# START OF DATA RECORDS

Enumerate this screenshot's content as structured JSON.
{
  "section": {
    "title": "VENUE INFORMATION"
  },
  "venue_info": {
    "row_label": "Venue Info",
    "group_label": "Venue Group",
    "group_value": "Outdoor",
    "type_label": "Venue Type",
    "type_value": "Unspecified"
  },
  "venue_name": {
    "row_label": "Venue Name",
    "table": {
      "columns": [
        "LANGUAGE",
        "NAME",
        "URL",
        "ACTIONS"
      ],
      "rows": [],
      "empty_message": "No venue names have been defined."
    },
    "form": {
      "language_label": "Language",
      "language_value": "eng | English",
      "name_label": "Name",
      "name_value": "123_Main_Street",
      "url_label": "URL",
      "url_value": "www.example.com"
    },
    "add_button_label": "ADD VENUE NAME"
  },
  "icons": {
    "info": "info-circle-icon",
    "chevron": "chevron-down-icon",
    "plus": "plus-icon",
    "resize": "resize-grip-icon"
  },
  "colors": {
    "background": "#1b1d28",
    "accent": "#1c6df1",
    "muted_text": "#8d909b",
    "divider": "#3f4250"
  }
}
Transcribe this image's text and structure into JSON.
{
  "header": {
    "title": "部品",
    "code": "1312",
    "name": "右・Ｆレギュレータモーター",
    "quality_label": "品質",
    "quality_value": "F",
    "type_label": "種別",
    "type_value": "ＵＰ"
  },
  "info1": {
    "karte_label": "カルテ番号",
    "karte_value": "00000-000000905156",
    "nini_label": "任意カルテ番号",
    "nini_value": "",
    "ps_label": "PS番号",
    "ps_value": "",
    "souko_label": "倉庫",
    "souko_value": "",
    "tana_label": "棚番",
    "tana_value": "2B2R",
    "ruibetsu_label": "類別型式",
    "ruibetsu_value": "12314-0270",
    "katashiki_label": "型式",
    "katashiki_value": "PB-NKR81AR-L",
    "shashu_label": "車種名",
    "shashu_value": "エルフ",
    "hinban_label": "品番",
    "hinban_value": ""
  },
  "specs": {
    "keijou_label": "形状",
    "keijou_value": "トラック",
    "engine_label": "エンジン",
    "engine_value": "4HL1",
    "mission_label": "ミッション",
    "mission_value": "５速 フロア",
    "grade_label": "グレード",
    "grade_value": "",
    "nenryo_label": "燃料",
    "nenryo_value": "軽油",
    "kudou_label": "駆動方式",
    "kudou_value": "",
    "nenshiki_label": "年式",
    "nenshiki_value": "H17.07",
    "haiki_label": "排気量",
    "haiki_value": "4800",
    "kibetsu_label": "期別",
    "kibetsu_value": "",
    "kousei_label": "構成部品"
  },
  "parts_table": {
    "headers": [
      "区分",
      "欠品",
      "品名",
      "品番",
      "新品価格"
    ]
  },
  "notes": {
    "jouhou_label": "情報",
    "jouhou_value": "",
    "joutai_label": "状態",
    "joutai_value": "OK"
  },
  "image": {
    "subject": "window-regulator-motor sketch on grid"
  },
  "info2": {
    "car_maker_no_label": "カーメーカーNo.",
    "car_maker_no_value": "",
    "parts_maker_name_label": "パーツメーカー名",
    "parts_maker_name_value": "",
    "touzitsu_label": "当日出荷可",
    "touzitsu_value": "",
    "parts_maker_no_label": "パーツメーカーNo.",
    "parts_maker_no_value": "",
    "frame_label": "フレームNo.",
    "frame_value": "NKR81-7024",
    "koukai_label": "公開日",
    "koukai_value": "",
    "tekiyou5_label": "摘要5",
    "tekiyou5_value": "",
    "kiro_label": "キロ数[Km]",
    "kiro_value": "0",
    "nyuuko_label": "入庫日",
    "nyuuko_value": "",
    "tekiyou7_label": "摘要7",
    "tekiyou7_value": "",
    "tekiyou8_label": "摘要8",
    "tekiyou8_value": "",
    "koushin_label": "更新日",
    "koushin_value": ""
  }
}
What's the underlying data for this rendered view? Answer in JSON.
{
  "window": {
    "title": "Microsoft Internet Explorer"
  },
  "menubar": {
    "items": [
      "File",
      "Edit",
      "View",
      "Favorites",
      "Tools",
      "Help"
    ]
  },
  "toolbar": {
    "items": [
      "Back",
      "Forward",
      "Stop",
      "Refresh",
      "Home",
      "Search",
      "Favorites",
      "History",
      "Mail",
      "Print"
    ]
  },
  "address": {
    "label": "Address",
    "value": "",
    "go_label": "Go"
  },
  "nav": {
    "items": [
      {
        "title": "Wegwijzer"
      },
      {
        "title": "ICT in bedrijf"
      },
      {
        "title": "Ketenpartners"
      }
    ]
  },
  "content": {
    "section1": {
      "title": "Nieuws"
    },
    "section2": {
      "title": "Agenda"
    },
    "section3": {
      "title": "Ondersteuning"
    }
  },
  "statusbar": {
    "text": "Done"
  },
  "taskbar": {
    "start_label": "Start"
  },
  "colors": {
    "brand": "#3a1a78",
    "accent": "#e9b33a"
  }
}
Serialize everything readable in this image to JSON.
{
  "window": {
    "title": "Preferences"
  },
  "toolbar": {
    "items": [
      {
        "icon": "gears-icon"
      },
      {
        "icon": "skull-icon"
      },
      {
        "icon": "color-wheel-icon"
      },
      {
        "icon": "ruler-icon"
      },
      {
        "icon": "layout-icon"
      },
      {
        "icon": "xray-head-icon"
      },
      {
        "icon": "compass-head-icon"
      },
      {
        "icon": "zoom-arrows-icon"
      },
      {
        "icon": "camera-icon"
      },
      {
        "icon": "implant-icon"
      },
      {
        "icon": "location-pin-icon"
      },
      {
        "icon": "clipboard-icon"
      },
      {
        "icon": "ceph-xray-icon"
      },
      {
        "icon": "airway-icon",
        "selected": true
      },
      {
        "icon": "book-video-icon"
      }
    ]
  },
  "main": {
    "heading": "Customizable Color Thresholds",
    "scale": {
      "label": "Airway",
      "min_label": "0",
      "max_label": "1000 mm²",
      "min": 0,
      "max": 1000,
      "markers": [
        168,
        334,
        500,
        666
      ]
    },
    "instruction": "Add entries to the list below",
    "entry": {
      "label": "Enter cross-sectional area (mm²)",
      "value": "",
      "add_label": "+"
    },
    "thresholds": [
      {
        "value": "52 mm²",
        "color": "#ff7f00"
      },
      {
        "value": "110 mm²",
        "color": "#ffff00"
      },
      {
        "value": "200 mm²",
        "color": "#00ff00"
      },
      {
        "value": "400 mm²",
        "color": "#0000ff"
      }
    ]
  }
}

# END OF DATA RECORDS

> TASK DESCRIPTION:
Would you give the material above again, complete and exact?

> OUTPUT FOR THIS EXERCISE:
Enumerate this screenshot's content as structured JSON.
{
  "section": {
    "title": "VENUE INFORMATION"
  },
  "venue_info": {
    "row_label": "Venue Info",
    "group_label": "Venue Group",
    "group_value": "Outdoor",
    "type_label": "Venue Type",
    "type_value": "Unspecified"
  },
  "venue_name": {
    "row_label": "Venue Name",
    "table": {
      "columns": [
        "LANGUAGE",
        "NAME",
        "URL",
        "ACTIONS"
      ],
      "rows": [],
      "empty_message": "No venue names have been defined."
    },
    "form": {
      "language_label": "Language",
      "language_value": "eng | English",
      "name_label": "Name",
      "name_value": "123_Main_Street",
      "url_label": "URL",
      "url_value": "www.example.com"
    },
    "add_button_label": "ADD VENUE NAME"
  },
  "icons": {
    "info": "info-circle-icon",
    "chevron": "chevron-down-icon",
    "plus": "plus-icon",
    "resize": "resize-grip-icon"
  },
  "colors": {
    "background": "#1b1d28",
    "accent": "#1c6df1",
    "muted_text": "#8d909b",
    "divider": "#3f4250"
  }
}
Transcribe this image's text and structure into JSON.
{
  "header": {
    "title": "部品",
    "code": "1312",
    "name": "右・Ｆレギュレータモーター",
    "quality_label": "品質",
    "quality_value": "F",
    "type_label": "種別",
    "type_value": "ＵＰ"
  },
  "info1": {
    "karte_label": "カルテ番号",
    "karte_value": "00000-000000905156",
    "nini_label": "任意カルテ番号",
    "nini_value": "",
    "ps_label": "PS番号",
    "ps_value": "",
    "souko_label": "倉庫",
    "souko_value": "",
    "tana_label": "棚番",
    "tana_value": "2B2R",
    "ruibetsu_label": "類別型式",
    "ruibetsu_value": "12314-0270",
    "katashiki_label": "型式",
    "katashiki_value": "PB-NKR81AR-L",
    "shashu_label": "車種名",
    "shashu_value": "エルフ",
    "hinban_label": "品番",
    "hinban_value": ""
  },
  "specs": {
    "keijou_label": "形状",
    "keijou_value": "トラック",
    "engine_label": "エンジン",
    "engine_value": "4HL1",
    "mission_label": "ミッション",
    "mission_value": "５速 フロア",
    "grade_label": "グレード",
    "grade_value": "",
    "nenryo_label": "燃料",
    "nenryo_value": "軽油",
    "kudou_label": "駆動方式",
    "kudou_value": "",
    "nenshiki_label": "年式",
    "nenshiki_value": "H17.07",
    "haiki_label": "排気量",
    "haiki_value": "4800",
    "kibetsu_label": "期別",
    "kibetsu_value": "",
    "kousei_label": "構成部品"
  },
  "parts_table": {
    "headers": [
      "区分",
      "欠品",
      "品名",
      "品番",
      "新品価格"
    ]
  },
  "notes": {
    "jouhou_label": "情報",
    "jouhou_value": "",
    "joutai_label": "状態",
    "joutai_value": "OK"
  },
  "image": {
    "subject": "window-regulator-motor sketch on grid"
  },
  "info2": {
    "car_maker_no_label": "カーメーカーNo.",
    "car_maker_no_value": "",
    "parts_maker_name_label": "パーツメーカー名",
    "parts_maker_name_value": "",
    "touzitsu_label": "当日出荷可",
    "touzitsu_value": "",
    "parts_maker_no_label": "パーツメーカーNo.",
    "parts_maker_no_value": "",
    "frame_label": "フレームNo.",
    "frame_value": "NKR81-7024",
    "koukai_label": "公開日",
    "koukai_value": "",
    "tekiyou5_label": "摘要5",
    "tekiyou5_value": "",
    "kiro_label": "キロ数[Km]",
    "kiro_value": "0",
    "nyuuko_label": "入庫日",
    "nyuuko_value": "",
    "tekiyou7_label": "摘要7",
    "tekiyou7_value": "",
    "tekiyou8_label": "摘要8",
    "tekiyou8_value": "",
    "koushin_label": "更新日",
    "koushin_value": ""
  }
}
What's the underlying data for this rendered view? Answer in JSON.
{
  "window": {
    "title": "Microsoft Internet Explorer"
  },
  "menubar": {
    "items": [
      "File",
      "Edit",
      "View",
      "Favorites",
      "Tools",
      "Help"
    ]
  },
  "toolbar": {
    "items": [
      "Back",
      "Forward",
      "Stop",
      "Refresh",
      "Home",
      "Search",
      "Favorites",
      "History",
      "Mail",
      "Print"
    ]
  },
  "address": {
    "label": "Address",
    "value": "",
    "go_label": "Go"
  },
  "nav": {
    "items": [
      {
        "title": "Wegwijzer"
      },
      {
        "title": "ICT in bedrijf"
      },
      {
        "title": "Ketenpartners"
      }
    ]
  },
  "content": {
    "section1": {
      "title": "Nieuws"
    },
    "section2": {
      "title": "Agenda"
    },
    "section3": {
      "title": "Ondersteuning"
    }
  },
  "statusbar": {
    "text": "Done"
  },
  "taskbar": {
    "start_label": "Start"
  },
  "colors": {
    "brand": "#3a1a78",
    "accent": "#e9b33a"
  }
}
Serialize everything readable in this image to JSON.
{
  "window": {
    "title": "Preferences"
  },
  "toolbar": {
    "items": [
      {
        "icon": "gears-icon"
      },
      {
        "icon": "skull-icon"
      },
      {
        "icon": "color-wheel-icon"
      },
      {
        "icon": "ruler-icon"
      },
      {
        "icon": "layout-icon"
      },
      {
        "icon": "xray-head-icon"
      },
      {
        "icon": "compass-head-icon"
      },
      {
        "icon": "zoom-arrows-icon"
      },
      {
        "icon": "camera-icon"
      },
      {
        "icon": "implant-icon"
      },
      {
        "icon": "location-pin-icon"
      },
      {
        "icon": "clipboard-icon"
      },
      {
        "icon": "ceph-xray-icon"
      },
      {
        "icon": "airway-icon",
        "selected": true
      },
      {
        "icon": "book-video-icon"
      }
    ]
  },
  "main": {
    "heading": "Customizable Color Thresholds",
    "scale": {
      "label": "Airway",
      "min_label": "0",
      "max_label": "1000 mm²",
      "min": 0,
      "max": 1000,
      "markers": [
        168,
        334,
        500,
        666
      ]
    },
    "instruction": "Add entries to the list below",
    "entry": {
      "label": "Enter cross-sectional area (mm²)",
      "value": "",
      "add_label": "+"
    },
    "thresholds": [
      {
        "value": "52 mm²",
        "color": "#ff7f00"
      },
      {
        "value": "110 mm²",
        "color": "#ffff00"
      },
      {
        "value": "200 mm²",
        "color": "#00ff00"
      },
      {
        "value": "400 mm²",
        "color": "#0000ff"
      }
    ]
  }
}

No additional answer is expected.